Task requirements: Each line below should be quoted exactly, please.

Stored data
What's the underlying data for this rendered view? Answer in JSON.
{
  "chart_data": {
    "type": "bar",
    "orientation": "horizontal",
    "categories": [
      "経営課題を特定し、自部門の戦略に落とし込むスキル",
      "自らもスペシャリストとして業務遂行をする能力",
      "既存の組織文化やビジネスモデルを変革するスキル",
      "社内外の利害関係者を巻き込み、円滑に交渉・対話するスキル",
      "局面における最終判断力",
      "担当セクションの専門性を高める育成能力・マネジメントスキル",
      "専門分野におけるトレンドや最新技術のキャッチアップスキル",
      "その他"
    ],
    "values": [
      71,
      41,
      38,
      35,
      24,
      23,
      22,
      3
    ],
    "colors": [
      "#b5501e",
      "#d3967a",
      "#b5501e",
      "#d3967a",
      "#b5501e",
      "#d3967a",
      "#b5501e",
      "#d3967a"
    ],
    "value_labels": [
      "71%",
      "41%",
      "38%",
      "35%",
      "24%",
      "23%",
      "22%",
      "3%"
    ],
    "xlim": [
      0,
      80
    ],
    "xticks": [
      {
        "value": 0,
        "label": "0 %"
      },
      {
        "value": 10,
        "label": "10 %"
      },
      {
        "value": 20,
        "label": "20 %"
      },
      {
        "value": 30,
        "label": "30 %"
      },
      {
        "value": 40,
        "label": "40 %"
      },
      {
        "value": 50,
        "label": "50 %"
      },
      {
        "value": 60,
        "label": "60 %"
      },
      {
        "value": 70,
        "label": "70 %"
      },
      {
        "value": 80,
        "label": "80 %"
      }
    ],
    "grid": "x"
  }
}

Right answer:
What's the underlying data for this rendered view? Answer in JSON.
{
  "chart_data": {
    "type": "bar",
    "orientation": "horizontal",
    "categories": [
      "経営課題を特定し、自部門の戦略に落とし込むスキル",
      "自らもスペシャリストとして業務遂行をする能力",
      "既存の組織文化やビジネスモデルを変革するスキル",
      "社内外の利害関係者を巻き込み、円滑に交渉・対話するスキル",
      "局面における最終判断力",
      "担当セクションの専門性を高める育成能力・マネジメントスキル",
      "専門分野におけるトレンドや最新技術のキャッチアップスキル",
      "その他"
    ],
    "values": [
      71,
      41,
      38,
      35,
      24,
      23,
      22,
      3
    ],
    "colors": [
      "#b5501e",
      "#d3967a",
      "#b5501e",
      "#d3967a",
      "#b5501e",
      "#d3967a",
      "#b5501e",
      "#d3967a"
    ],
    "value_labels": [
      "71%",
      "41%",
      "38%",
      "35%",
      "24%",
      "23%",
      "22%",
      "3%"
    ],
    "xlim": [
      0,
      80
    ],
    "xticks": [
      {
        "value": 0,
        "label": "0 %"
      },
      {
        "value": 10,
        "label": "10 %"
      },
      {
        "value": 20,
        "label": "20 %"
      },
      {
        "value": 30,
        "label": "30 %"
      },
      {
        "value": 40,
        "label": "40 %"
      },
      {
        "value": 50,
        "label": "50 %"
      },
      {
        "value": 60,
        "label": "60 %"
      },
      {
        "value": 70,
        "label": "70 %"
      },
      {
        "value": 80,
        "label": "80 %"
      }
    ],
    "grid": "x"
  }
}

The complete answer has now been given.